Your observation is spot on.   I read an article in (soccerwire?) after the U17's didn't get out of group stage this last World Cup.  He observed what you did, which is that US Soccer keeps looking for the same type of player: players who dribble and are good in 1v1 situations.   You need players like that, for sure, but you also need players who know how to move into space and make great passes.   Instead, US Soccer keeps getting the same type of player time and time again.   Korea made the US look like rec players this last world cup, they had both technical as well as an amazing ability to move and pass the ball.


----------



## Sunil Illuminati (Oct 10, 2019)

End of the Line said:


> Easy answer, but it requires understanding what wins games at the full national team level.  It requires the best, most powerful athletes who also happen to have sufficient technical ability and vision.  Players who have the best technical ability and vision, but are lesser athletes, are always a losing recipe at the highest level on the women's side.  For example, compare Jessie Fleming to Julie Ertz.  Fleming has incredible technical ability and vision, but she is nothing compared to a beast athlete like Ertz, despite all of Ertz's technical flaws and lack of finesse.  Ertz is much bigger, stronger and faster than Fleming, and no amount of practice will ever bridge that gap. It's why Rose Lavelle is great against most teams but was a non-factor against France, the only other team that can remotely compete from top to bottom athletically to the U.S.
> 
> When US Soccer selects youth players, it knows what it's doing.  It almost always selects the best, most powerful athletes because it's looking for 1-2 per age group whom it will ultimately need for the full NT that also have sufficient soccer ability.  Sure, it sprinkles in some technical players who aren't quite as athletic both because there are only so many uber athletes in an age group and also because they help teach the horses it actually cares about. But it does not select players based on which combination is likely to win youth tournaments, because winning youth tournaments does not matter.  It does not select the best 11 circus jugglers who lack elite-level athleticism because those kids are a waste of time at the highest level, even if they may be the most likely to help win U17 games.  It is perfectly fine that any opponent has the 3rd-11th best players in the game so long as the U.S. has 1 and 2.  And as long as it has the 11 best athletes on the field in an age group, it almost always will have the 2 best overall players, because superior athleticism is relatively more important than superior ball skill.

[Requirements]
(1) In the soccer thread, which team made the US look like rec players at the last World Cup?
(2) Write out the part of the soccer thread starting at "Your observation is" and ending at "pass the ball.".
(3) Condense the paragraph of the soccer thread that begins "When US Soccer selects youth players" into a shorter version that keeps its main points.

[Record list]

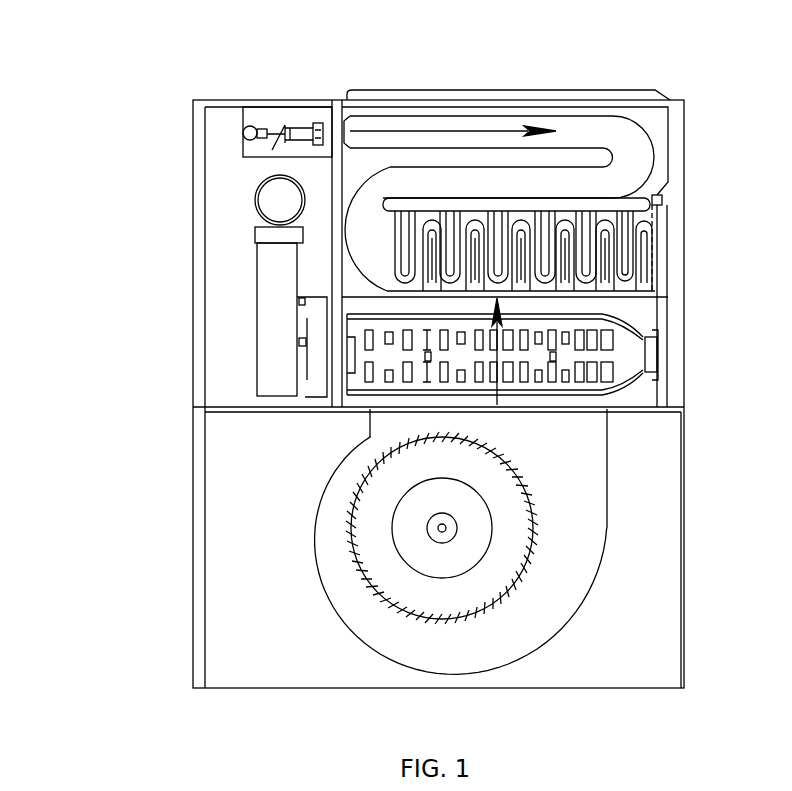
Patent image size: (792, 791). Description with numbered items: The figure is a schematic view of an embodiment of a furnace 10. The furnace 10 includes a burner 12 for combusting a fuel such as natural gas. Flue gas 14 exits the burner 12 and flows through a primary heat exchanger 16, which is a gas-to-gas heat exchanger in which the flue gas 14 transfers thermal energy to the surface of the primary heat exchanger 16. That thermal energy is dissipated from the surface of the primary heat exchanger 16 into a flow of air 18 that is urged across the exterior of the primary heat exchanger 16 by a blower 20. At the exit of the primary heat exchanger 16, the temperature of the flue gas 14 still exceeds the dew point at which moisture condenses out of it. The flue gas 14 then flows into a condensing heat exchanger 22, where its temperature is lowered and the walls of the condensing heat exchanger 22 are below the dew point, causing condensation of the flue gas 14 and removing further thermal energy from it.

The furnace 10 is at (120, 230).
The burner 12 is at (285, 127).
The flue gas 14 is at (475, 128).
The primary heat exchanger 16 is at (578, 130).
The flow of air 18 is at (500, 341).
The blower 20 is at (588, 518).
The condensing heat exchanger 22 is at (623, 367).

==

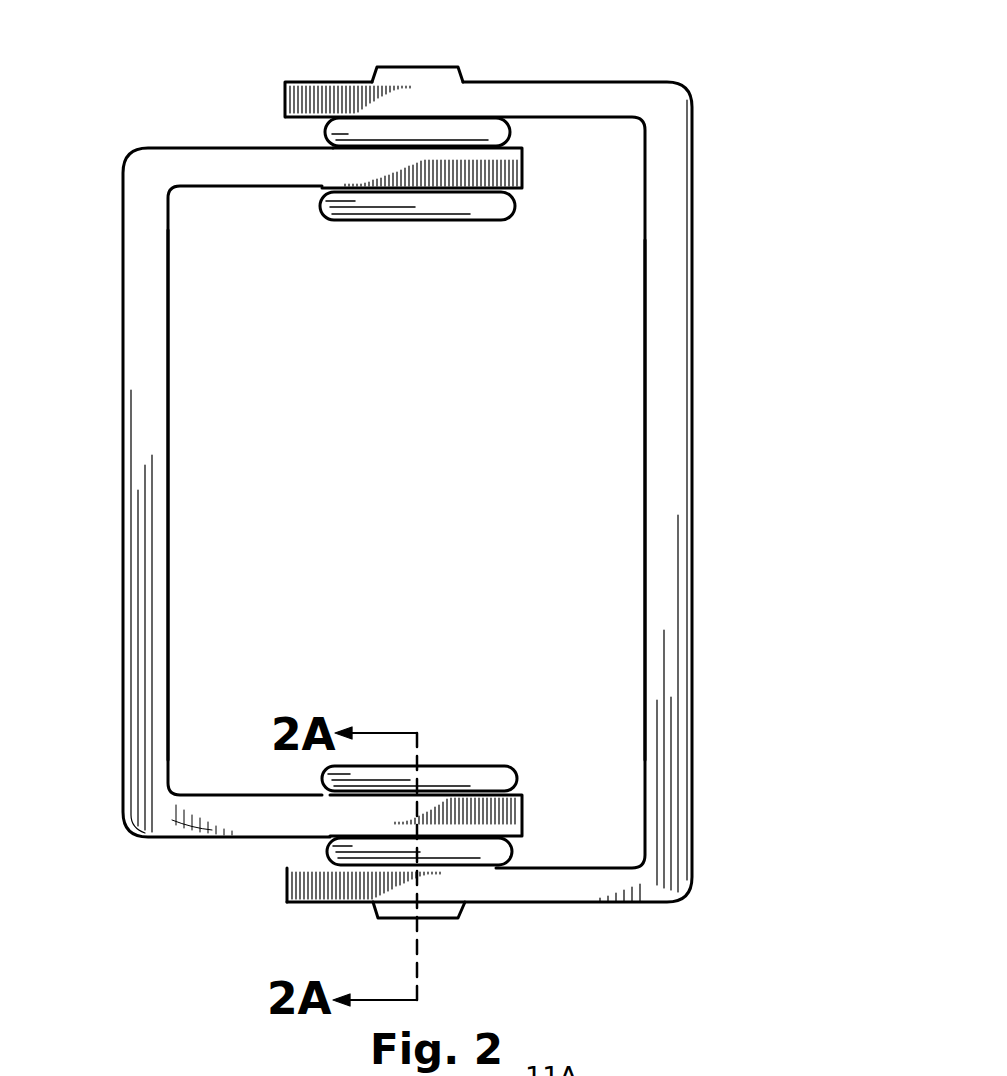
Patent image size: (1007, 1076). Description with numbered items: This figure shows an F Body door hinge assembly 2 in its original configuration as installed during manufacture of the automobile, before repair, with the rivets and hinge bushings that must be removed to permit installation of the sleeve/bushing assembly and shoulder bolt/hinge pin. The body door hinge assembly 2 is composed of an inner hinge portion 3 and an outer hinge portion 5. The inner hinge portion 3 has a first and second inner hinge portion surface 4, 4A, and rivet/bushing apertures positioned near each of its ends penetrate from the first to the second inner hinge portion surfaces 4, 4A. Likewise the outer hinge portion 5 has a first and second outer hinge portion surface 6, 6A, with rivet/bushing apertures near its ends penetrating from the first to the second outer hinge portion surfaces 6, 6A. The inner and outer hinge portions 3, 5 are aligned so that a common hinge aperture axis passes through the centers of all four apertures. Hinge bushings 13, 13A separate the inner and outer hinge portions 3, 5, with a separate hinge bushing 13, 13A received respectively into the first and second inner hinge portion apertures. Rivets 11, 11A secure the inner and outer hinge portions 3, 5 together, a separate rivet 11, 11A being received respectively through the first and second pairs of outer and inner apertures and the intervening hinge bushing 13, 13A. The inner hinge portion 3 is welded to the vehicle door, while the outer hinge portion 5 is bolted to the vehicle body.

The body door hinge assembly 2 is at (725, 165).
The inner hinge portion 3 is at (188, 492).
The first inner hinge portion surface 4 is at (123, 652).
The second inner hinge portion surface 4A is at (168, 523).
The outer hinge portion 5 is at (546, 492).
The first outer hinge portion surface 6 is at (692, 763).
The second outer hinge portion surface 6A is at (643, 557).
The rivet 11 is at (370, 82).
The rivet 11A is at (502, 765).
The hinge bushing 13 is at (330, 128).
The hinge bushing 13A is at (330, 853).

[Task-by-task solutions]
(1) Korea

(2)
Your observation is spot on.   I read an article in (soccerwire?) after the U17's didn't get out of group stage this last World Cup.  He observed what you did, which is that US Soccer keeps looking for the same type of player: players who dribble and are good in 1v1 situations.   You need players like that, for sure, but you also need players who know how to move into space and make great passes.   Instead, US Soccer keeps getting the same type of player time and time again.   Korea made the US look like rec players this last world cup, they had both technical as well as an amazing ability to move and pass the ball.

(3) US Soccer knows what it is doing in youth selection. It almost always picks the best, most powerful athletes, because it is looking for one or two per age group with enough soccer ability for the full national team. It adds some less athletic technical players because there are only so many uber athletes and because they help teach the athletes it cares about. It does not choose players to win youth tournaments, since those do not matter. It also passes over skilled players who lack elite athleticism, even if they might help win U17 games, because they are a waste of time at the highest level. Opponents can have the 3rd through 11th best players as long as the U.S. has the top two. Fielding the 11 best athletes almost always yields the 2 best overall players, because athleticism matters relatively more than ball skill.